§ **What this task involves**
Select from the data all lines with the word "Комитета".

§ **Given records**
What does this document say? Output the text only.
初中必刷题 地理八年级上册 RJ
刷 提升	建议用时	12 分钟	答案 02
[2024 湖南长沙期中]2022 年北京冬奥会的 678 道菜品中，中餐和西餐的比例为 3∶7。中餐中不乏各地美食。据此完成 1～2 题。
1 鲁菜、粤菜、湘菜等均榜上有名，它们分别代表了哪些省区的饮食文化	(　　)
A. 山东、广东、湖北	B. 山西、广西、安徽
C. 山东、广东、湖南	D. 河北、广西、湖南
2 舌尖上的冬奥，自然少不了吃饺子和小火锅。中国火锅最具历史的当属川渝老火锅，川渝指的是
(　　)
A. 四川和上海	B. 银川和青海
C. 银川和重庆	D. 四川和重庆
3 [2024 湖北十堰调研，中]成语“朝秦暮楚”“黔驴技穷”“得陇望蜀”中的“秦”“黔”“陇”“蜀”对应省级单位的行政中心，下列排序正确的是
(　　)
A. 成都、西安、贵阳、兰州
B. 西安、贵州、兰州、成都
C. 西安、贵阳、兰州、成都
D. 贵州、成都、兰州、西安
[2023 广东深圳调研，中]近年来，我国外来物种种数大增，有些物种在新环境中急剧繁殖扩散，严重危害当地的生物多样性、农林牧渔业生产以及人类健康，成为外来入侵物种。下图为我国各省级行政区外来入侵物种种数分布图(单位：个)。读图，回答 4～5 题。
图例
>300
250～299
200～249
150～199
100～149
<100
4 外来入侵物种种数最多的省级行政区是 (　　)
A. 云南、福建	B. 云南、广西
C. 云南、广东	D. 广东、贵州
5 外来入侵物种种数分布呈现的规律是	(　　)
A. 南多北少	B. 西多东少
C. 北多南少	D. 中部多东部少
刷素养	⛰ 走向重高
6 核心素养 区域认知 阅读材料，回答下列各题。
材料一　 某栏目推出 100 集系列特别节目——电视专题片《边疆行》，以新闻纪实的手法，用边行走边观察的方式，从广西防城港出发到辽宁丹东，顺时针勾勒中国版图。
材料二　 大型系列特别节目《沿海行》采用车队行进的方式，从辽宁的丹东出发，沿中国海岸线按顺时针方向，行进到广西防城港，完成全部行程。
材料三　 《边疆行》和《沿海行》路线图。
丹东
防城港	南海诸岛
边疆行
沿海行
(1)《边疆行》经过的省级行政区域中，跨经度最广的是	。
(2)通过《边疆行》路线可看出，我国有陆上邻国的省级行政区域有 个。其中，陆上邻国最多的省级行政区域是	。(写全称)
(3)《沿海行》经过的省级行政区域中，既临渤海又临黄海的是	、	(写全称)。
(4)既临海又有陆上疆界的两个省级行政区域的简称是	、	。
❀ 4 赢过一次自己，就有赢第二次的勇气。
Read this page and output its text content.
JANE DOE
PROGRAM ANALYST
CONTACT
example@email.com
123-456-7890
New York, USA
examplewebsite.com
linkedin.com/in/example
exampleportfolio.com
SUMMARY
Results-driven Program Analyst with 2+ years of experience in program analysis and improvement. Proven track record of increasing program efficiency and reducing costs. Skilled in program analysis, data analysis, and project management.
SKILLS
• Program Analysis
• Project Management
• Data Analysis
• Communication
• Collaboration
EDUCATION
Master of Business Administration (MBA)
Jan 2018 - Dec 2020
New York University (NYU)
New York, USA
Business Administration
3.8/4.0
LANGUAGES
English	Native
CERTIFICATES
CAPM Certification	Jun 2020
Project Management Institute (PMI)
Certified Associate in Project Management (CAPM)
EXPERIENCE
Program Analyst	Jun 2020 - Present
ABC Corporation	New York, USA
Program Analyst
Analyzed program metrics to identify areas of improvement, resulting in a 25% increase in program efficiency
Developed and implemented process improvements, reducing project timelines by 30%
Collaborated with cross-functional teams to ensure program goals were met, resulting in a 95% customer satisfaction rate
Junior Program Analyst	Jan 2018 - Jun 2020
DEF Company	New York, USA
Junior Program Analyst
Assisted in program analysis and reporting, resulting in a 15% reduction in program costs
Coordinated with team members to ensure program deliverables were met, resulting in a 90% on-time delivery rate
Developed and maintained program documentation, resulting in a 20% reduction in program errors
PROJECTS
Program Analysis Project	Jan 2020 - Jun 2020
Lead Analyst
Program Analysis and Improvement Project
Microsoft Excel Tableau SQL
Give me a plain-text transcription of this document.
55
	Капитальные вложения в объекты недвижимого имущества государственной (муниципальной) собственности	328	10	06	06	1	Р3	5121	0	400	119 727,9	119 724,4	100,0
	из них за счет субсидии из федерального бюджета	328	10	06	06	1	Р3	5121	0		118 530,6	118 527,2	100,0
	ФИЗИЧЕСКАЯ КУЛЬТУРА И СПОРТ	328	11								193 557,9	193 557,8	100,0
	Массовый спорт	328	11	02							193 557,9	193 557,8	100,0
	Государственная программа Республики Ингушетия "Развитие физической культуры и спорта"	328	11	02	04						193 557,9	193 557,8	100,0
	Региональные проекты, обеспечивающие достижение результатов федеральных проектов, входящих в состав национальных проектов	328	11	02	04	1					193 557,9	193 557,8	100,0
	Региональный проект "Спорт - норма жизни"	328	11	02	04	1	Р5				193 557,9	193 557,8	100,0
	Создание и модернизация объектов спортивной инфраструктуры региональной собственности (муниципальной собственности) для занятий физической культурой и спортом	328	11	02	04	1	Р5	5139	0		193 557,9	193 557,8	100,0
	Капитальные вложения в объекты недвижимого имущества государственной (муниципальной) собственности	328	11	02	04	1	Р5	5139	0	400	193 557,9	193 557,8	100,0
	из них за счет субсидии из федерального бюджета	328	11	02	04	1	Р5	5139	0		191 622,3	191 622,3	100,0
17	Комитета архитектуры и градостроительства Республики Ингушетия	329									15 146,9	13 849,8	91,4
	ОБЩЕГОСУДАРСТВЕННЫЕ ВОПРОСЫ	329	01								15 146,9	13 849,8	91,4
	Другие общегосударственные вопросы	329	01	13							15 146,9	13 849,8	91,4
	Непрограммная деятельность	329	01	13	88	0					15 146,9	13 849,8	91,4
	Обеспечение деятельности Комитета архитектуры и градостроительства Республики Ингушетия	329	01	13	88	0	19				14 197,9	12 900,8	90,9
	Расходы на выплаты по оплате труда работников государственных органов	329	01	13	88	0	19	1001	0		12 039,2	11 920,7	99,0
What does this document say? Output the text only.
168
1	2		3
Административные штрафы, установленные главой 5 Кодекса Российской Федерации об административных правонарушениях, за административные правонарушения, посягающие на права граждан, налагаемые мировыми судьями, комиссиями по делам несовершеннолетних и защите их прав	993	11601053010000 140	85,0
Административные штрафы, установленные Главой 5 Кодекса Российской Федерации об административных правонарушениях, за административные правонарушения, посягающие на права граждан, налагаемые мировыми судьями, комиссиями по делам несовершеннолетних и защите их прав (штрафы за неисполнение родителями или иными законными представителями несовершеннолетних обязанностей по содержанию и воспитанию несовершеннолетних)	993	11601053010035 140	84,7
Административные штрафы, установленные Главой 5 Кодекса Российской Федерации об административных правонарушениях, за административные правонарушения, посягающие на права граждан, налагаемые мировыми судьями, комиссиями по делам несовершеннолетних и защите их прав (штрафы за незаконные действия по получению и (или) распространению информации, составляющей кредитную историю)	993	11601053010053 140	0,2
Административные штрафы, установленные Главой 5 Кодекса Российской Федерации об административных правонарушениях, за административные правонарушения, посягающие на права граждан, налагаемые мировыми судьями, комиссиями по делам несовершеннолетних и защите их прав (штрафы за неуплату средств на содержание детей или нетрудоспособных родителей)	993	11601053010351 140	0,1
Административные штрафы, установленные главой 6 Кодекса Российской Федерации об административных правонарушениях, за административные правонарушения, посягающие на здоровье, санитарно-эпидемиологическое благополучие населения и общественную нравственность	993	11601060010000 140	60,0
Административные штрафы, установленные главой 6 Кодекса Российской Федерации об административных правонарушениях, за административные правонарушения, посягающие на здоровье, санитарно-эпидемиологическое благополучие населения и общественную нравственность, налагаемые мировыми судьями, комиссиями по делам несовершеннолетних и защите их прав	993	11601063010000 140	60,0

§ **Output for this task**
17	Комитета архитектуры и градостроительства Республики Ингушетия	329									15 146,9	13 849,8	91,4
	Обеспечение деятельности Комитета архитектуры и градостроительства Республики Ингушетия	329	01	13	88	0	19				14 197,9	12 900,8	90,9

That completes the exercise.